— EXERCISE AIM —
Lines that contain the string "total" are to be copied; leave out all others.

Dataset records
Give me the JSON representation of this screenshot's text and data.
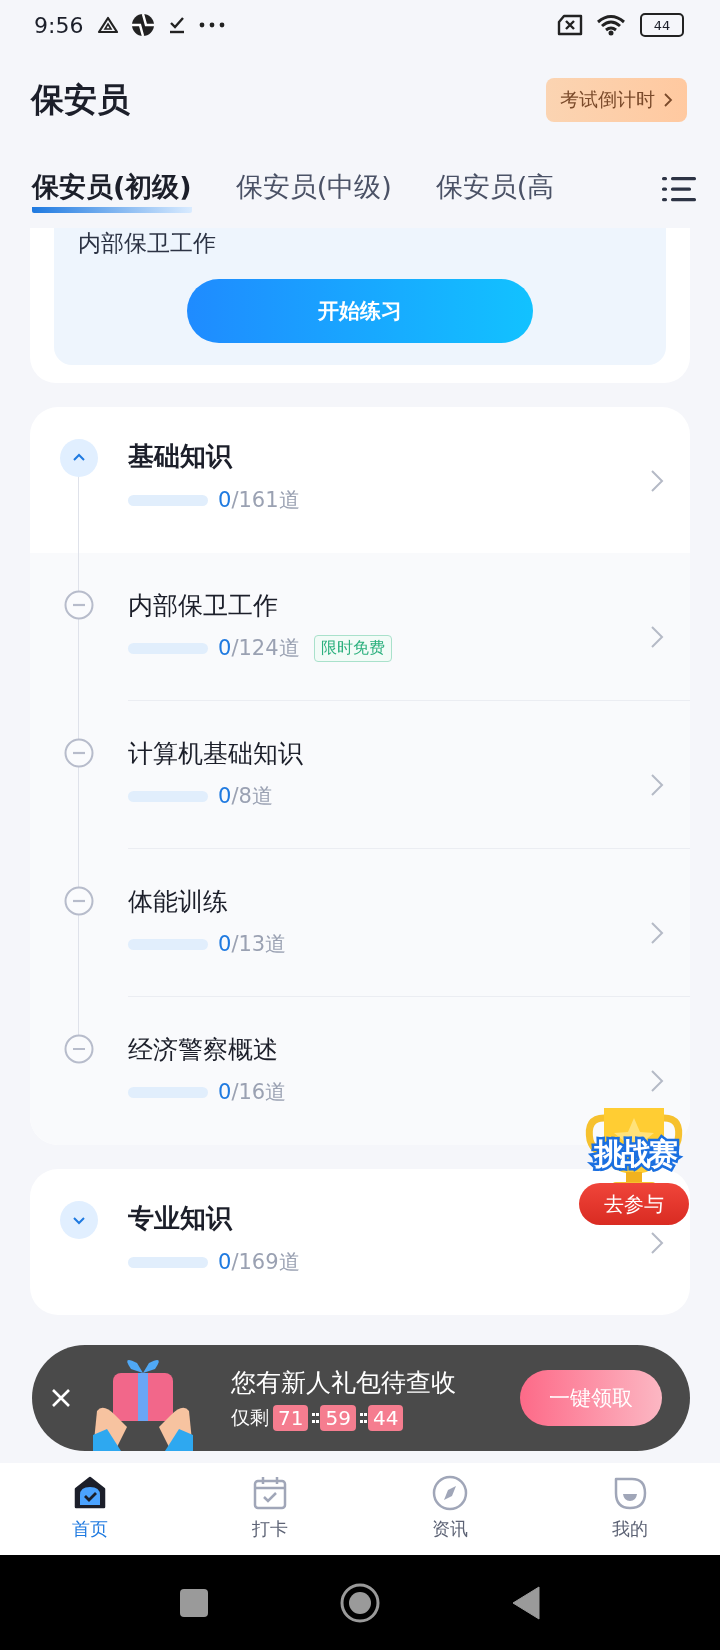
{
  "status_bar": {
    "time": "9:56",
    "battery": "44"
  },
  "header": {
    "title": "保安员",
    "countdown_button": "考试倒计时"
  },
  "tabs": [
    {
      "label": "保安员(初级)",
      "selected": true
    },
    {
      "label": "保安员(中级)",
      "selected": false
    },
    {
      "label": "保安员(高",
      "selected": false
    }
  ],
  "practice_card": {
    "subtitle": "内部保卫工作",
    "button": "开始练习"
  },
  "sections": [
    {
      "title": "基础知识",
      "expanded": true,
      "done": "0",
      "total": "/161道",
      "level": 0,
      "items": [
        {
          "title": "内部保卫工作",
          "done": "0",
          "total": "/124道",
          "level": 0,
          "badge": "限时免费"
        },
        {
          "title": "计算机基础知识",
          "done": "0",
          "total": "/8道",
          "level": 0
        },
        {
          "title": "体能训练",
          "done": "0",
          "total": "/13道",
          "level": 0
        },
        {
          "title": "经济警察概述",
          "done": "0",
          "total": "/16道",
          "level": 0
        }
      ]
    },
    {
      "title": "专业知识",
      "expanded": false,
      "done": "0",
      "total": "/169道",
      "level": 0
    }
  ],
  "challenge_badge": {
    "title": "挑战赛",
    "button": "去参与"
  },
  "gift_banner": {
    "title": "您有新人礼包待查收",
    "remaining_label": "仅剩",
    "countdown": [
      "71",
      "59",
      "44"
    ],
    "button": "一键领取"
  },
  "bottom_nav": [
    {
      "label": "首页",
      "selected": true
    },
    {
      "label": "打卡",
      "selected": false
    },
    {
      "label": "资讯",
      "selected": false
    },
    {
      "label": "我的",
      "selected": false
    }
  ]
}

— WRITTEN SOLUTION —
      "total": "/161道",
          "total": "/124道",
          "total": "/8道",
          "total": "/13道",
          "total": "/16道",
      "total": "/169道",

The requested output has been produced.